[Start of Dataset entries]

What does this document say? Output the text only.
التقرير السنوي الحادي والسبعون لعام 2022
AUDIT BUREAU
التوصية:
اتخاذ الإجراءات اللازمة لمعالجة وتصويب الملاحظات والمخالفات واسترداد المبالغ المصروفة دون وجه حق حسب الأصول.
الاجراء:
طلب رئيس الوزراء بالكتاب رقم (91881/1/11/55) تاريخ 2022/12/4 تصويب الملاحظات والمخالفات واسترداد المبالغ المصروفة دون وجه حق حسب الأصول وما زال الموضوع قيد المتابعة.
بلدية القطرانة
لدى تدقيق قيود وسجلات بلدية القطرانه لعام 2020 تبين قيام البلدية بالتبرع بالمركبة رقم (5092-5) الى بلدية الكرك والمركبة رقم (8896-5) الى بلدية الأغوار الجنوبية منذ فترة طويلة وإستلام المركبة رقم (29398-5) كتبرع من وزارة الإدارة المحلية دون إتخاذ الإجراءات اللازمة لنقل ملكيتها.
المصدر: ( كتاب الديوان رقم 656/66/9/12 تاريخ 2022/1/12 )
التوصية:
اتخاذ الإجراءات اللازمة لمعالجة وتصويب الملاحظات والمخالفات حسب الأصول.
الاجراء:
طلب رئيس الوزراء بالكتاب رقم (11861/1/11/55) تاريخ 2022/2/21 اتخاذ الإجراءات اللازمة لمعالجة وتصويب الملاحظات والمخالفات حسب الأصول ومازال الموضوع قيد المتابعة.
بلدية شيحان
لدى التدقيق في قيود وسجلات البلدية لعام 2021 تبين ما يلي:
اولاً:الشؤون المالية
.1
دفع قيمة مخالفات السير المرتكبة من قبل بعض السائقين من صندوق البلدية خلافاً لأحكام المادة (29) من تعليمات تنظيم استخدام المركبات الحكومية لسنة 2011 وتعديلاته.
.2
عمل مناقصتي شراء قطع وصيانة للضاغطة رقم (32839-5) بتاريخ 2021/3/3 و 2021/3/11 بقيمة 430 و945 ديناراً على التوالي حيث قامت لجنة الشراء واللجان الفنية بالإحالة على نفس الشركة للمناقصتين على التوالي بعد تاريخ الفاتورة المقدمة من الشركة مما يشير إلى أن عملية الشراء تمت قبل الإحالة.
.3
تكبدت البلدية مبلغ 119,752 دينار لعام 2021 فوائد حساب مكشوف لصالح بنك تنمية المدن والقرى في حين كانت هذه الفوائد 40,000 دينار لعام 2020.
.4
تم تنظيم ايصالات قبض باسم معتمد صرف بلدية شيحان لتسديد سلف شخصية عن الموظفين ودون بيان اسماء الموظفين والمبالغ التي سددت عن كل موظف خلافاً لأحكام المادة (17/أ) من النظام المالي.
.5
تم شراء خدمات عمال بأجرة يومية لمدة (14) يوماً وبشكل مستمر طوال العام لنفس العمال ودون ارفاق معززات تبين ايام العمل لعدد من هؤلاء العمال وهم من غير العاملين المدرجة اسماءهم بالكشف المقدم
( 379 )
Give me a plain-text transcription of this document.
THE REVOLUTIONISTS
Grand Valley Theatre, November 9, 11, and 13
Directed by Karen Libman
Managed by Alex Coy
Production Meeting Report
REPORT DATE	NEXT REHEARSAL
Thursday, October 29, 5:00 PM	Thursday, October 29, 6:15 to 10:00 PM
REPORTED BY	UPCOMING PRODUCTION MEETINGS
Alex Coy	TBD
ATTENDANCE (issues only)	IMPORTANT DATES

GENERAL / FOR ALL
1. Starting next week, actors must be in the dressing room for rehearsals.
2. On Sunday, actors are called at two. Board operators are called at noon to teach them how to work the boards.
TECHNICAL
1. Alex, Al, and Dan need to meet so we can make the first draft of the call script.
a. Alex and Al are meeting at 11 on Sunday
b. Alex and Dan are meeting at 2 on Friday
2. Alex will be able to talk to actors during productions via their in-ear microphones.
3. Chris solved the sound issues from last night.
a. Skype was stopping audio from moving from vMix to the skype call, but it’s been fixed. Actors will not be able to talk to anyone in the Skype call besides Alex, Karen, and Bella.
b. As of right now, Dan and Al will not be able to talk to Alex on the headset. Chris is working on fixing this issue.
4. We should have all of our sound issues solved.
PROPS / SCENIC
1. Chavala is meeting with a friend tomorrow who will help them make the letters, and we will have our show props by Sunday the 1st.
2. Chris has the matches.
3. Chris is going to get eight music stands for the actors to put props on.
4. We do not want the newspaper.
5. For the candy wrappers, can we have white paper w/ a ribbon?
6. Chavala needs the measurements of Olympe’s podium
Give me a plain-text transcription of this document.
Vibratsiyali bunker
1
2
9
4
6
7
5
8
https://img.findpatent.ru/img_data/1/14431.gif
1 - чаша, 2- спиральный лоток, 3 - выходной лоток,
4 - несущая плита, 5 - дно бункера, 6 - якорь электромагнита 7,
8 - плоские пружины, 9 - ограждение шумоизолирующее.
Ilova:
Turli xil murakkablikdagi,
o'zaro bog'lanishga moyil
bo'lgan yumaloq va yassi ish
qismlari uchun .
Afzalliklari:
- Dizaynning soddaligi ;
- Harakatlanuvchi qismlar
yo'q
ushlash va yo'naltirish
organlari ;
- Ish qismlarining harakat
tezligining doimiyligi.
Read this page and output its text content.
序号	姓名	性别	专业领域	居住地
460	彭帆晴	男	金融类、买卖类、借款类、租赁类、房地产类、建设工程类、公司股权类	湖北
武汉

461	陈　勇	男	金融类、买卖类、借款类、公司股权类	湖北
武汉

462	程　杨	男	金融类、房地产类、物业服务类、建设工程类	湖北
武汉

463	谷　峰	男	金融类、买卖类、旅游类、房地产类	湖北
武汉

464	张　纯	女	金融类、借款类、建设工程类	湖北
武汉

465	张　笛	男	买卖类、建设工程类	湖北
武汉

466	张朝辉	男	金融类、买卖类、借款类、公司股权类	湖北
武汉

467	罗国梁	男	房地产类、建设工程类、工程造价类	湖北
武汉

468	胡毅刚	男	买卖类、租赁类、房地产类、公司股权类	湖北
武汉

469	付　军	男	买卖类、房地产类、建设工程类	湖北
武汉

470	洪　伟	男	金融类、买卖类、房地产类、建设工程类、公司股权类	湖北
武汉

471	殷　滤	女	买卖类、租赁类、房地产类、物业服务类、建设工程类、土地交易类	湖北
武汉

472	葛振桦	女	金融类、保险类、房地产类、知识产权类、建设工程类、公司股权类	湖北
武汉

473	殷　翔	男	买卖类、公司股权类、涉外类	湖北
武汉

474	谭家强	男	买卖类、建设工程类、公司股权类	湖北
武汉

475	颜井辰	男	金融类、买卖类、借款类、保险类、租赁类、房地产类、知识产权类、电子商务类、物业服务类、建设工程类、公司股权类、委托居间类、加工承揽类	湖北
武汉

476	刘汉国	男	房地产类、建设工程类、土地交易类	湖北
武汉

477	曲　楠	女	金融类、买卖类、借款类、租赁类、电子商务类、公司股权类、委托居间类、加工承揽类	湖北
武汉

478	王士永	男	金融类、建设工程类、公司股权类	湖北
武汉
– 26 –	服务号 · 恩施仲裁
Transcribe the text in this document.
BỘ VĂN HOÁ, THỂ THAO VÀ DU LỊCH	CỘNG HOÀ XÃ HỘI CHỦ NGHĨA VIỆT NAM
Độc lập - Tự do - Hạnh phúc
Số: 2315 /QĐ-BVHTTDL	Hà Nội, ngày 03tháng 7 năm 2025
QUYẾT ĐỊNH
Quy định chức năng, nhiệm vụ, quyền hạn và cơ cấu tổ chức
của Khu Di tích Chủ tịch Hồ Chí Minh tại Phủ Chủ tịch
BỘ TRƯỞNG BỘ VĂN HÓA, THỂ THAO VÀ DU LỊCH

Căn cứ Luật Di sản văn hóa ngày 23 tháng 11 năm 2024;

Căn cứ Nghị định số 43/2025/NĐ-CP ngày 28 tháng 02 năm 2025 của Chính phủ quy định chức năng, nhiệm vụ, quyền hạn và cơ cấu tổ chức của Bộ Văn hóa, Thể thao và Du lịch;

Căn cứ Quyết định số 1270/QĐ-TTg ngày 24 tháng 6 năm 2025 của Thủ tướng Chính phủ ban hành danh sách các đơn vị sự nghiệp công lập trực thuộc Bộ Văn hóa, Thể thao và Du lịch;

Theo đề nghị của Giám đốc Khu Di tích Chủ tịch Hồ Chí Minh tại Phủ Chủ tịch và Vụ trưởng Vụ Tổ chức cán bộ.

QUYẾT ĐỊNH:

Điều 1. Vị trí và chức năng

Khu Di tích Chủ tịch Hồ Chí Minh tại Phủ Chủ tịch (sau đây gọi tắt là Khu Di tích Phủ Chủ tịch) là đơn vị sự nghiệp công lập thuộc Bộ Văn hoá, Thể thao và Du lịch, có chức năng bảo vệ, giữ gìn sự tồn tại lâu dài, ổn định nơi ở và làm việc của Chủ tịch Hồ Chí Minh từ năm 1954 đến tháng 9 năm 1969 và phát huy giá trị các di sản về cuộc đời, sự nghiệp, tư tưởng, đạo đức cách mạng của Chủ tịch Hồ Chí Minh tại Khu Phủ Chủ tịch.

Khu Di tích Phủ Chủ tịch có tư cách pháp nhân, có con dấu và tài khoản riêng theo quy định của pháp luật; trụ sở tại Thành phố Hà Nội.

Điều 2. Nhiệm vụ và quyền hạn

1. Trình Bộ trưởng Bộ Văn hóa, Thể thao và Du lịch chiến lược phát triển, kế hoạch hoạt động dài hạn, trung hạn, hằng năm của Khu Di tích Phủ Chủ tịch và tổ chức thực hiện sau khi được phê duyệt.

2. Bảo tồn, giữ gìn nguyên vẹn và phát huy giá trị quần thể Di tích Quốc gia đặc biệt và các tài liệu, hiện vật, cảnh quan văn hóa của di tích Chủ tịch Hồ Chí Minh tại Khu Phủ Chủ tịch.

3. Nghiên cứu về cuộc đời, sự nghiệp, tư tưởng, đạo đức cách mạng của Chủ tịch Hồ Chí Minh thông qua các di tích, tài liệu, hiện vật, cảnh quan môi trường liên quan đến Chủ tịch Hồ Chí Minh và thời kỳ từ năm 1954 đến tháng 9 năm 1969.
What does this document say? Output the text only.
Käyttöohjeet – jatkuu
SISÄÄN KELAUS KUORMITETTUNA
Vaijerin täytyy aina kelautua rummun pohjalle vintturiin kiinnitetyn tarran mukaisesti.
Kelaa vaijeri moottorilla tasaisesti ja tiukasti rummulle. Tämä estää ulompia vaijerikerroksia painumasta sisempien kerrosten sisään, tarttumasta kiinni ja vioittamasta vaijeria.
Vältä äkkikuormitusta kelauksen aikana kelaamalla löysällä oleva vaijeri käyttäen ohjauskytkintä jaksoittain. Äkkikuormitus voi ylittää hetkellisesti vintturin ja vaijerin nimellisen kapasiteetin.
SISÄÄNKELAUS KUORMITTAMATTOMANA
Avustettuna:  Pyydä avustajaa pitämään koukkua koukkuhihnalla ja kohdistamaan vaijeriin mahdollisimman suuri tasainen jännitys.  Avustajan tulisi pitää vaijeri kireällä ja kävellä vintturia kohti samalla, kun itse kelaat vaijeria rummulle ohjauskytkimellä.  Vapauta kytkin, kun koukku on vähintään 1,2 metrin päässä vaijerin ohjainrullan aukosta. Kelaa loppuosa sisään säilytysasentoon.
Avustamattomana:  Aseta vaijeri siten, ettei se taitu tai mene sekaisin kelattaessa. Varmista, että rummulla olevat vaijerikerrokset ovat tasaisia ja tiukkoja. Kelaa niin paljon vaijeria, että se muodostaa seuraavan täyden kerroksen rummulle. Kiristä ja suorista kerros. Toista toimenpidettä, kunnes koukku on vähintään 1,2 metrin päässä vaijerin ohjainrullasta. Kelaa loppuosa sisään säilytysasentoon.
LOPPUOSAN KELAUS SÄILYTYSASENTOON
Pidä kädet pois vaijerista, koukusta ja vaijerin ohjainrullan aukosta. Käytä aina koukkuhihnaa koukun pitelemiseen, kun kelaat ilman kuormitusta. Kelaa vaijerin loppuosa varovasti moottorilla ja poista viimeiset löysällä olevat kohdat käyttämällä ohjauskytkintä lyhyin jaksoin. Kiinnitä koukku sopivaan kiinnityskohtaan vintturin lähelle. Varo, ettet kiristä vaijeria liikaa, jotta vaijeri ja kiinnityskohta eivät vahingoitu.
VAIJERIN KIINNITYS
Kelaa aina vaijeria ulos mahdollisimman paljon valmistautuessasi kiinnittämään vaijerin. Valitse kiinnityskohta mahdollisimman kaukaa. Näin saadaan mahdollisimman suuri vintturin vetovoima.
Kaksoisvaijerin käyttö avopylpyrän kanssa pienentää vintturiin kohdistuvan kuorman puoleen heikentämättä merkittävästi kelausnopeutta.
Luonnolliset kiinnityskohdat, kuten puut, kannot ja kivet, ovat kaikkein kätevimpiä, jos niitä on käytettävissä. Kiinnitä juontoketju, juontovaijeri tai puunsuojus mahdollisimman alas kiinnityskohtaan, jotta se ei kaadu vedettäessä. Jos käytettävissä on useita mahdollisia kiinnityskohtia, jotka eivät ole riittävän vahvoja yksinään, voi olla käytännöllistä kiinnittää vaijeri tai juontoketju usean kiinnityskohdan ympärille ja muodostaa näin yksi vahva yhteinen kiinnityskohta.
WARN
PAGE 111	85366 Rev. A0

[End of Dataset entries]

• **Short exercise**:
Look through the material above. Copy each line where the word "make" appears.

• **Reply**:
1. Alex, Al, and Dan need to meet so we can make the first draft of the call script.
1. Chavala is meeting with a friend tomorrow who will help them make the letters, and we will have our show props by Sunday the 1st.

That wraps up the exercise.